**STATED TASK:** Search the listing below for the string "Скидка" and show each line that contains it.

**DATA PROVIDED:**

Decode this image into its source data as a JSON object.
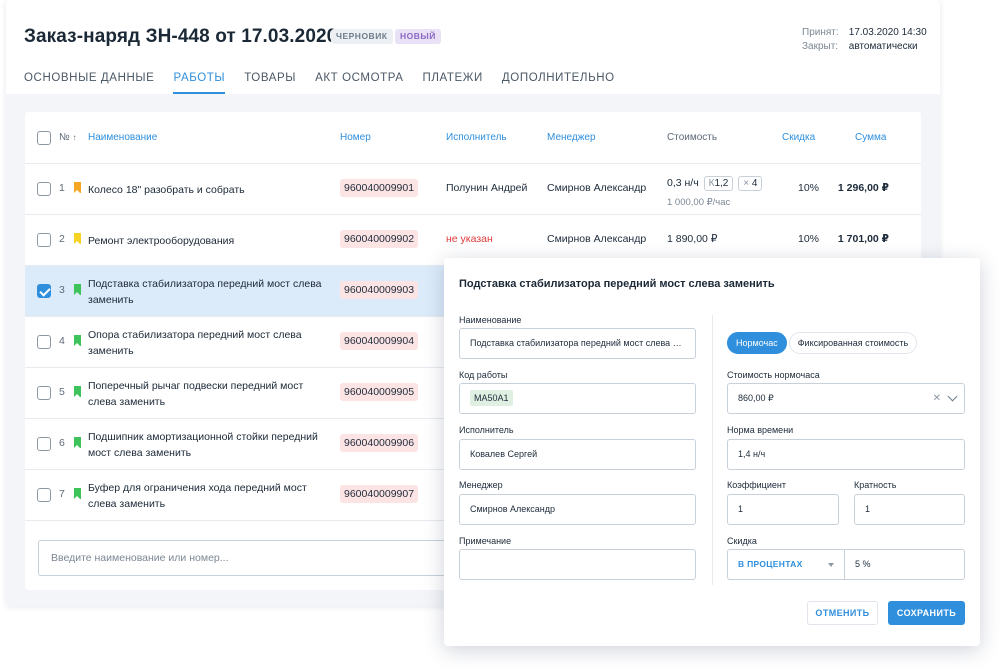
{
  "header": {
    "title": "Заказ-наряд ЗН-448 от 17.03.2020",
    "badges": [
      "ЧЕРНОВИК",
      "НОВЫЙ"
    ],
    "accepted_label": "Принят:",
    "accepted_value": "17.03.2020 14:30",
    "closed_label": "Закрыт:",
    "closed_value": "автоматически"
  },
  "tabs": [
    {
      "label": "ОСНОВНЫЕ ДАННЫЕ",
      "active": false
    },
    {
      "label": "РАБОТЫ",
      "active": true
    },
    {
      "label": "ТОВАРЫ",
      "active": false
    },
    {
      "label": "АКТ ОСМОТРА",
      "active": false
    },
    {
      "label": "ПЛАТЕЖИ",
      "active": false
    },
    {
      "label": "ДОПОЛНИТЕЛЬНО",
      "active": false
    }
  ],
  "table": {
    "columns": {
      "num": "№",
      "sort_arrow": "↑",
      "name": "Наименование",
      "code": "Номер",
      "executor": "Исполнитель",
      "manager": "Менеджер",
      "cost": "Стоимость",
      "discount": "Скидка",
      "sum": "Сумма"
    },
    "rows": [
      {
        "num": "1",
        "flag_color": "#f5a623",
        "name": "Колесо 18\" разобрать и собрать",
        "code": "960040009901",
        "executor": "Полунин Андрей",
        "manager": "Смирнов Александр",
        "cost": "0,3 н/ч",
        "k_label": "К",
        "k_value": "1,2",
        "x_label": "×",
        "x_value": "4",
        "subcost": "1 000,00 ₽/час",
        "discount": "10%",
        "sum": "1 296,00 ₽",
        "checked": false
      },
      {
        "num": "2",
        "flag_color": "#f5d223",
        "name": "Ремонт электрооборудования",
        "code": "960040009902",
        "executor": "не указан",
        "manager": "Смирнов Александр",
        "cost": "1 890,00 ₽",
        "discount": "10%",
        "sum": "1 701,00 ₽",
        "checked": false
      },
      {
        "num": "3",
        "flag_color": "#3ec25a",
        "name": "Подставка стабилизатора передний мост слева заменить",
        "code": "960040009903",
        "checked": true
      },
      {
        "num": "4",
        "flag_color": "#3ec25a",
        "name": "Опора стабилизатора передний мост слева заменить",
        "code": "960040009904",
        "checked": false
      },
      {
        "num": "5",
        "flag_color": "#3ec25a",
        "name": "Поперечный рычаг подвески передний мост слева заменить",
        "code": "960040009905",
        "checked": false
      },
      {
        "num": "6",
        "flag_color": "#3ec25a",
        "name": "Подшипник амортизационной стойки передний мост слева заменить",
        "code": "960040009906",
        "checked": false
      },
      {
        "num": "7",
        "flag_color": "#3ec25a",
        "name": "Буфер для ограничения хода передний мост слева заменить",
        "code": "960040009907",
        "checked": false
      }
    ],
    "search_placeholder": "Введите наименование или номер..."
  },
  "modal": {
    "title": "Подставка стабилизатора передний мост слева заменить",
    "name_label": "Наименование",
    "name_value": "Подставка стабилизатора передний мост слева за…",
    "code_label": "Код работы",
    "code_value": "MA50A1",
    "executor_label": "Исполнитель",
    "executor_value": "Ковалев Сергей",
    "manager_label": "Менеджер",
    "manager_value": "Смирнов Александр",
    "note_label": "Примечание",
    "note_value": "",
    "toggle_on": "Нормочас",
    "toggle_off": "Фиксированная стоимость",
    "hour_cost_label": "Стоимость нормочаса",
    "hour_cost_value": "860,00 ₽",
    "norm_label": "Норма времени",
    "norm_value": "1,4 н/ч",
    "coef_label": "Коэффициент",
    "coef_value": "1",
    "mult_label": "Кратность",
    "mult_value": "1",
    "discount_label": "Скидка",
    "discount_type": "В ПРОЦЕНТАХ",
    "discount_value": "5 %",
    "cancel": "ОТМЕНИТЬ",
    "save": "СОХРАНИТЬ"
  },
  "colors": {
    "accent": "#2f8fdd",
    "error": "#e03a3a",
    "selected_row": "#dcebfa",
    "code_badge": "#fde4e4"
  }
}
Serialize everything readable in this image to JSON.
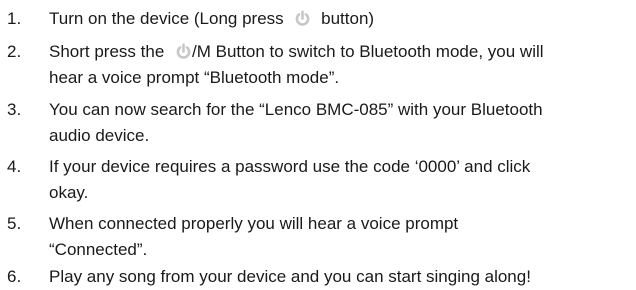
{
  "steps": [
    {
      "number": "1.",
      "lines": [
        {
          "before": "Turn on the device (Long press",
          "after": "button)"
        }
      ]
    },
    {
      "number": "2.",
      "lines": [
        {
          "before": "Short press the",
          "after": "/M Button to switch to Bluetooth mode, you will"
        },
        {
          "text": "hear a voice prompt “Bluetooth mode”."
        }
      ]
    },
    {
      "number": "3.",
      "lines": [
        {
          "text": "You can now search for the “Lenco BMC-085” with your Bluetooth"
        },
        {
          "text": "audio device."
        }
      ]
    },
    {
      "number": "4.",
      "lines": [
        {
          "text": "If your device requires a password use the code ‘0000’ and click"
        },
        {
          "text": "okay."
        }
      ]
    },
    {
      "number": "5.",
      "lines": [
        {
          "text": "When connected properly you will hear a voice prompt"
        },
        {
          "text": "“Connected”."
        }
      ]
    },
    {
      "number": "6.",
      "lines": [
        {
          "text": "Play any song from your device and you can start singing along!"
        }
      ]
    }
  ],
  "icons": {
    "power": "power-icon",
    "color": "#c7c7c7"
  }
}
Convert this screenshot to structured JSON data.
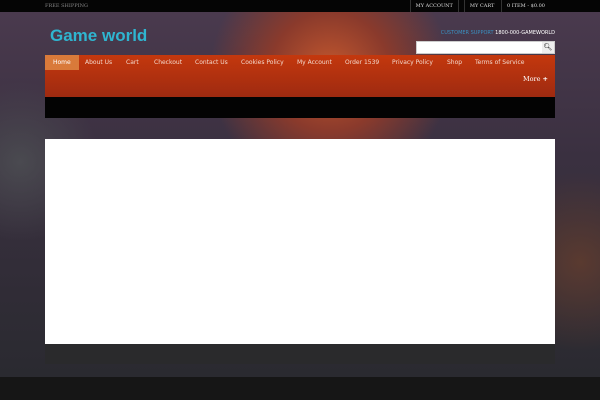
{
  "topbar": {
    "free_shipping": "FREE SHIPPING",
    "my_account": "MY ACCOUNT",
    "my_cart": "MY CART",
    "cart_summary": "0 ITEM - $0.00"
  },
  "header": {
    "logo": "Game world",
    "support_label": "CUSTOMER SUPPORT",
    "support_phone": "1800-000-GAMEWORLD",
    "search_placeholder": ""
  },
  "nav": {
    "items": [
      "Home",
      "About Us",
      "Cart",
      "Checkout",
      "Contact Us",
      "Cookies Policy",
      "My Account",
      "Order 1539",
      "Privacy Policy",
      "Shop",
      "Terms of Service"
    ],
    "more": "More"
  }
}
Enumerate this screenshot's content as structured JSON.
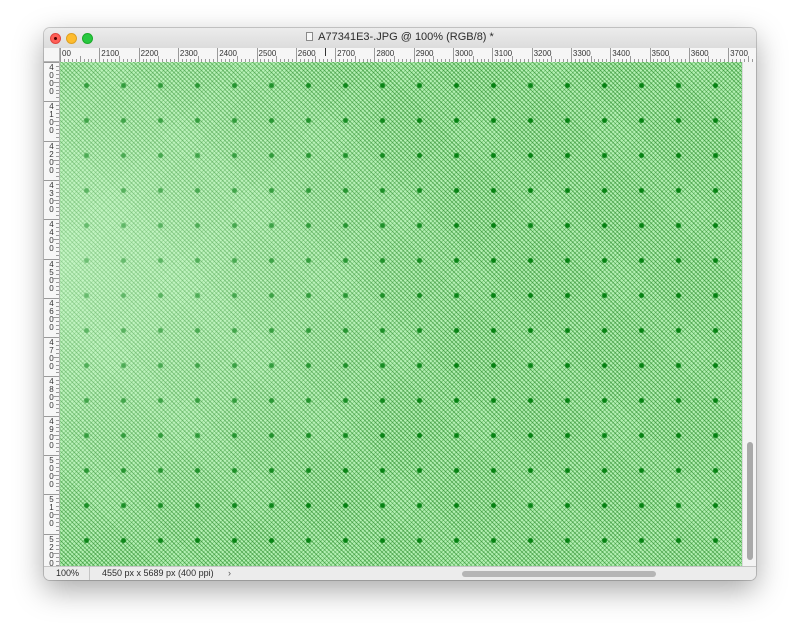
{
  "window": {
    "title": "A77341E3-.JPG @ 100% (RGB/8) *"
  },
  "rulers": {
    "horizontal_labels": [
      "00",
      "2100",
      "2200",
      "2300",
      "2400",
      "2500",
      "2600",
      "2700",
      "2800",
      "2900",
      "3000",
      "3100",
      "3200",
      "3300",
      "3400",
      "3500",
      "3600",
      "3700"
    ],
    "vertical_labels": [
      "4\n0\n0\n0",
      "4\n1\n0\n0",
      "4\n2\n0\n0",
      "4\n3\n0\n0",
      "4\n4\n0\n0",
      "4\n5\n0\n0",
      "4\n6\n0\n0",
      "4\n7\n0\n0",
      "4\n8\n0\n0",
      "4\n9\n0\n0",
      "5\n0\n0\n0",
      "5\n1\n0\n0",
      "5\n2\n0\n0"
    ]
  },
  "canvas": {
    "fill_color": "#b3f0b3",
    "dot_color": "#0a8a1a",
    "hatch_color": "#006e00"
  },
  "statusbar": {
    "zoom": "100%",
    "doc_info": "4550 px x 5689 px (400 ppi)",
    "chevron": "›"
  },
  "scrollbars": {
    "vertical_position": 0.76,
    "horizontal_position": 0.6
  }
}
==
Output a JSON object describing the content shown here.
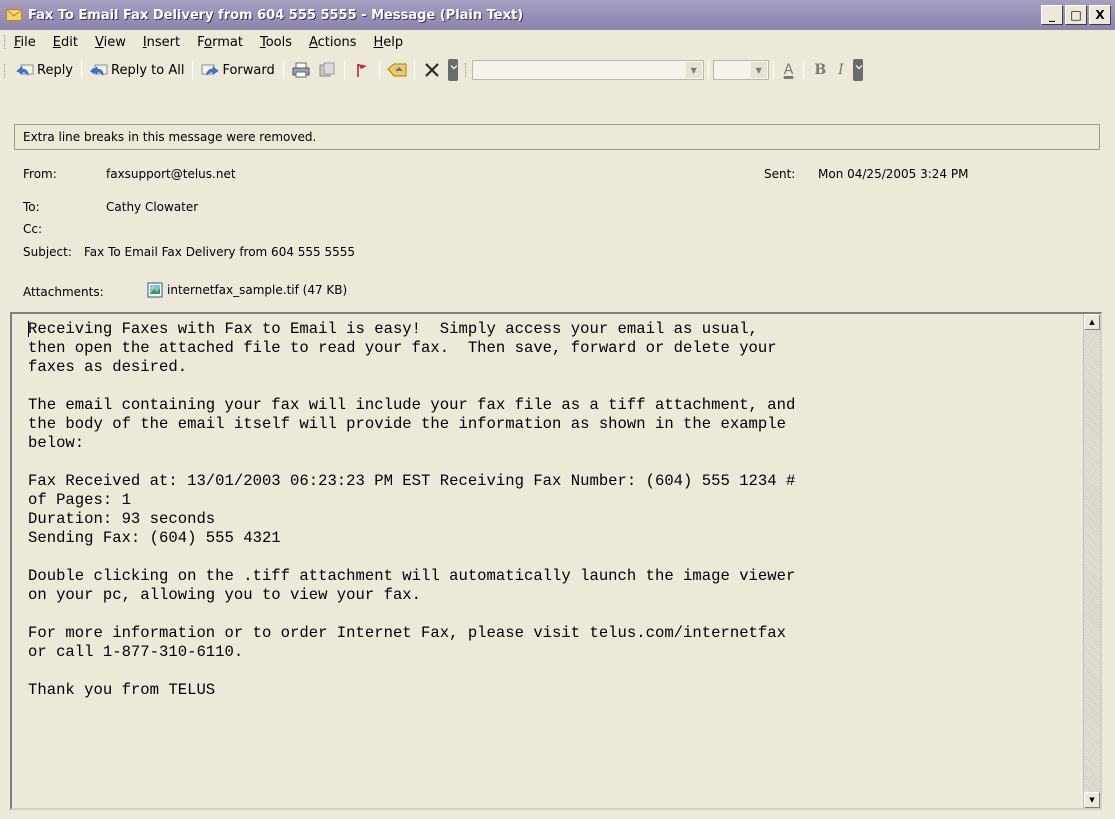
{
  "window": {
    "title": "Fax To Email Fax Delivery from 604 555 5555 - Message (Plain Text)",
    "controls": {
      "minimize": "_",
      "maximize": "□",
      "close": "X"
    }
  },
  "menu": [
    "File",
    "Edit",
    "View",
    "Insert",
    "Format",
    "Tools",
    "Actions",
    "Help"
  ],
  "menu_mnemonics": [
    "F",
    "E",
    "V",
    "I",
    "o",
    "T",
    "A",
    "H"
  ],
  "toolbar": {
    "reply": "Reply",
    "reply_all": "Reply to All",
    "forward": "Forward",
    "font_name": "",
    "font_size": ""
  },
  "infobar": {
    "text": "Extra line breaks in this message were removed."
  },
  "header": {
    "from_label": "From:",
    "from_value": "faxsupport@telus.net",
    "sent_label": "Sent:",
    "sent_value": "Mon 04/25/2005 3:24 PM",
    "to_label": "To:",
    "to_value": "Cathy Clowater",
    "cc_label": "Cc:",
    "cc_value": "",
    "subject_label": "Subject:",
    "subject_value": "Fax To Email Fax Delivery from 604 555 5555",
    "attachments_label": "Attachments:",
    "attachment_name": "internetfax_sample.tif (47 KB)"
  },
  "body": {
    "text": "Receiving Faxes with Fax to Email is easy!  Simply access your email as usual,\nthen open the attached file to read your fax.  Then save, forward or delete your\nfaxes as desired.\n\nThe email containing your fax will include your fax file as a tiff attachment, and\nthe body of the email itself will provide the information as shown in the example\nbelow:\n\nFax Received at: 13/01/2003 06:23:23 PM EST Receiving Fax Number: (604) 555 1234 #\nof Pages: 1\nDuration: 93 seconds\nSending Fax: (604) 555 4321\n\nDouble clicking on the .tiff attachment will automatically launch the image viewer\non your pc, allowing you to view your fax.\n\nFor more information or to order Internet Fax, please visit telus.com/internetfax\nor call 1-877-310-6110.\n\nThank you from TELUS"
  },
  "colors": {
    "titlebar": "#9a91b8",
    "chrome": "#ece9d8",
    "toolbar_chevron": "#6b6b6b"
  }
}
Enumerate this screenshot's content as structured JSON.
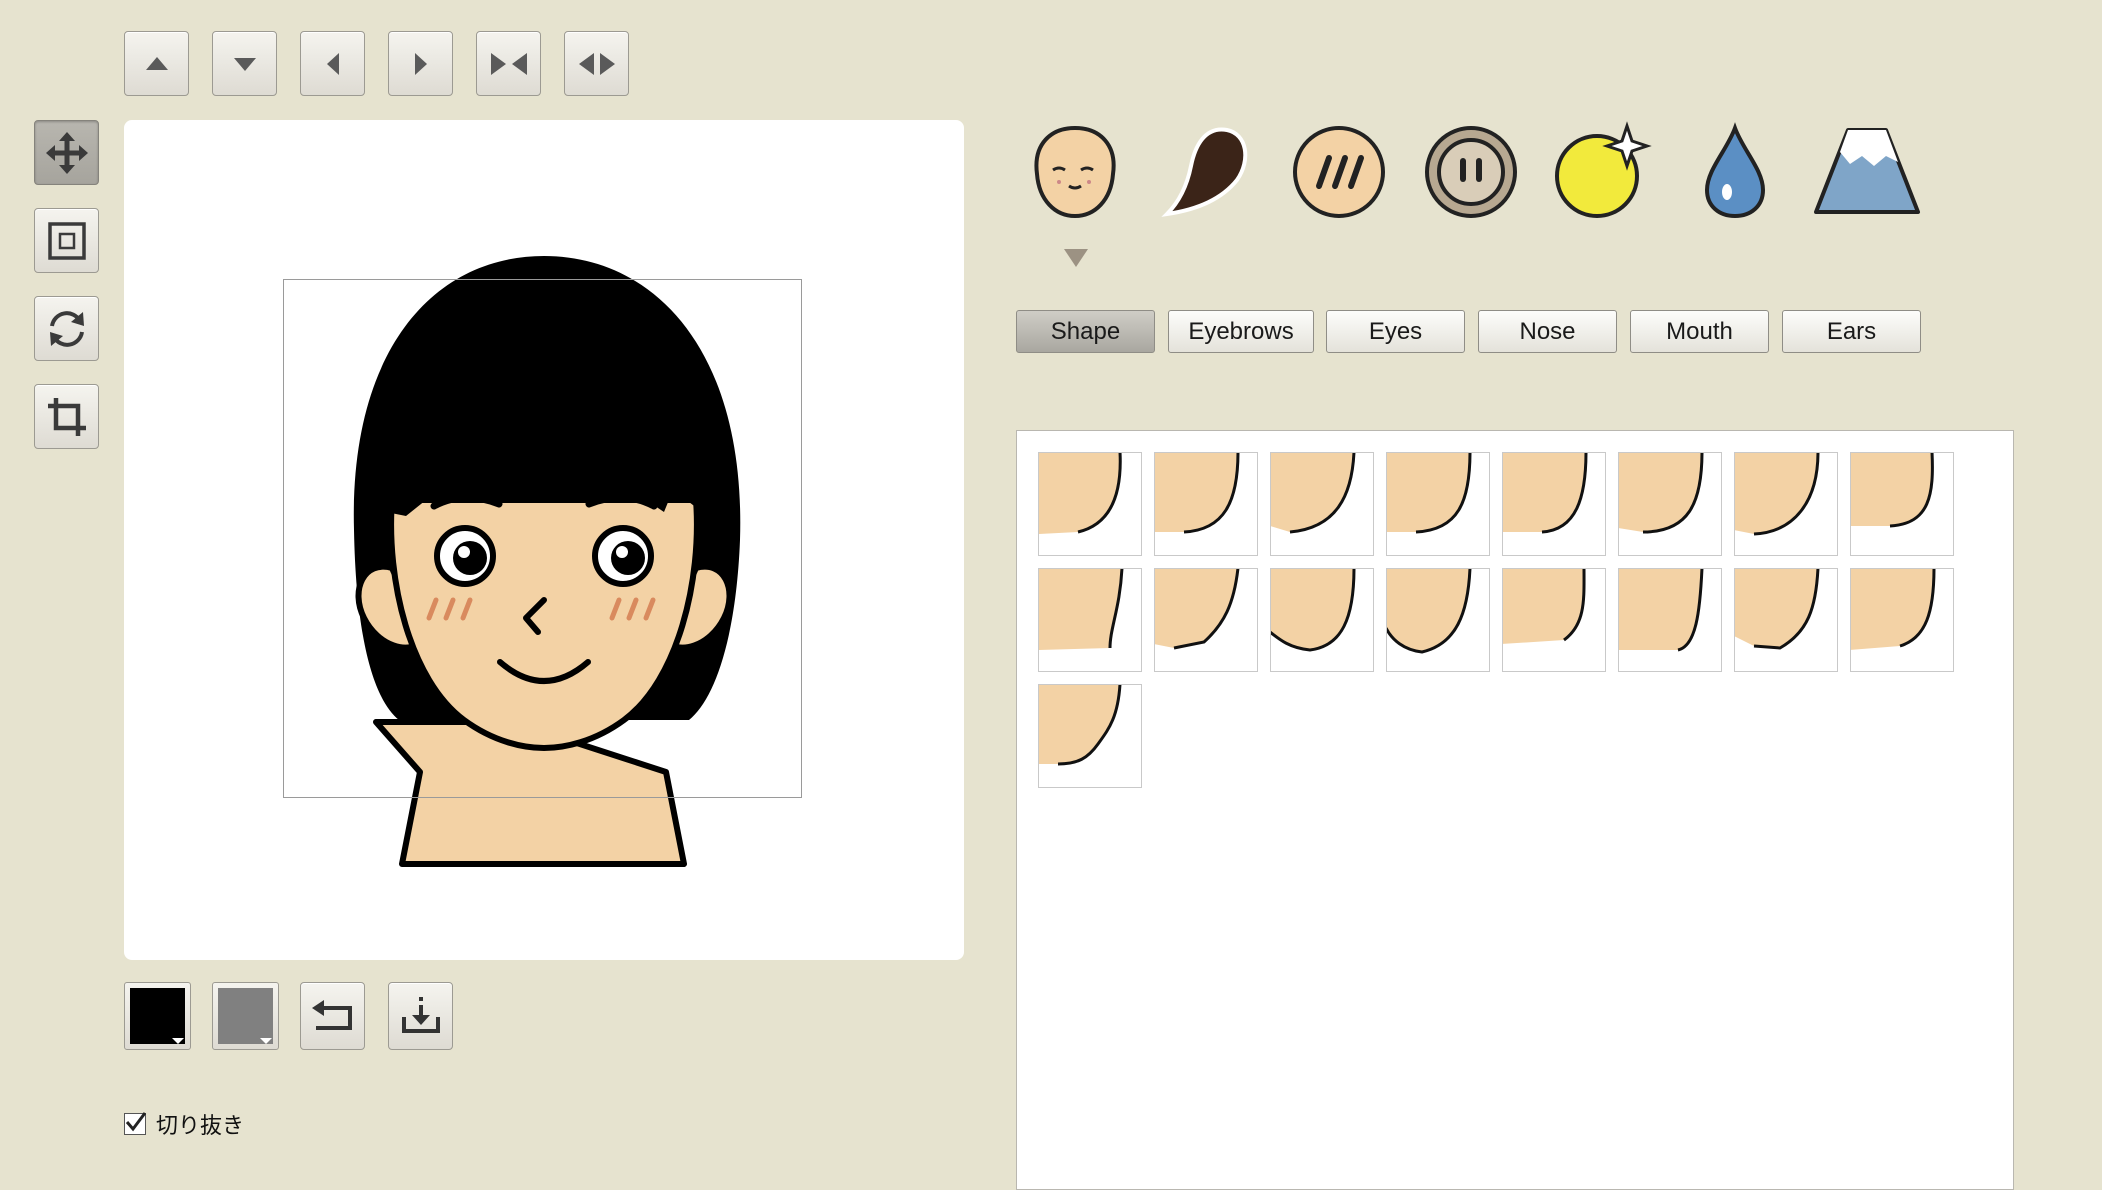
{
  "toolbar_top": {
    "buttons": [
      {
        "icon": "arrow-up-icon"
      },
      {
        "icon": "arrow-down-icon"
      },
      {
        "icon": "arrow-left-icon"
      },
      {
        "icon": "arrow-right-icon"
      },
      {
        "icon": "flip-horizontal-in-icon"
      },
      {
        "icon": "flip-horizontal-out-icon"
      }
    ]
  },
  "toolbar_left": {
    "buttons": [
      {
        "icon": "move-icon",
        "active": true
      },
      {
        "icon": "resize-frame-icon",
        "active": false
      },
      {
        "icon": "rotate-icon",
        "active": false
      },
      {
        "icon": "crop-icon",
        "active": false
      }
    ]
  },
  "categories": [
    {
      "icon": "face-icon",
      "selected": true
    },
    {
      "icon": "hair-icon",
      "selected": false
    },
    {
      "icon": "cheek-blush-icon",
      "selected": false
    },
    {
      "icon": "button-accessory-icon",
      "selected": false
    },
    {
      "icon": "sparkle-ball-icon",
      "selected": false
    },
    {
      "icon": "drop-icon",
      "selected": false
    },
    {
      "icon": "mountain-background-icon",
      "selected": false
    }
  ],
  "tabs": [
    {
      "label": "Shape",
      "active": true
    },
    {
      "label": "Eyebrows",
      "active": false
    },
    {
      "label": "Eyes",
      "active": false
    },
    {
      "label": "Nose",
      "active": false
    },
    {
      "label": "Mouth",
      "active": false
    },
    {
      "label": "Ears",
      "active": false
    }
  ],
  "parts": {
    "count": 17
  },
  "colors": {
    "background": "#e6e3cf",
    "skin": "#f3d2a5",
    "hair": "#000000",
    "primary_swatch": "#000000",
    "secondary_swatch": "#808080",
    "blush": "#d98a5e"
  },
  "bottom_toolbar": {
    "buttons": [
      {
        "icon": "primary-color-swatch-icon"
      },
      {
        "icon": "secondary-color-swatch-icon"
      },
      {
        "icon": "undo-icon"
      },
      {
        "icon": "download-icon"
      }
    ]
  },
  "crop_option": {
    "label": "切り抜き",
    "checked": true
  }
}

**COMPLETED EXERCISE:**
      "discount": "Скидка",
    "discount_label": "Скидка",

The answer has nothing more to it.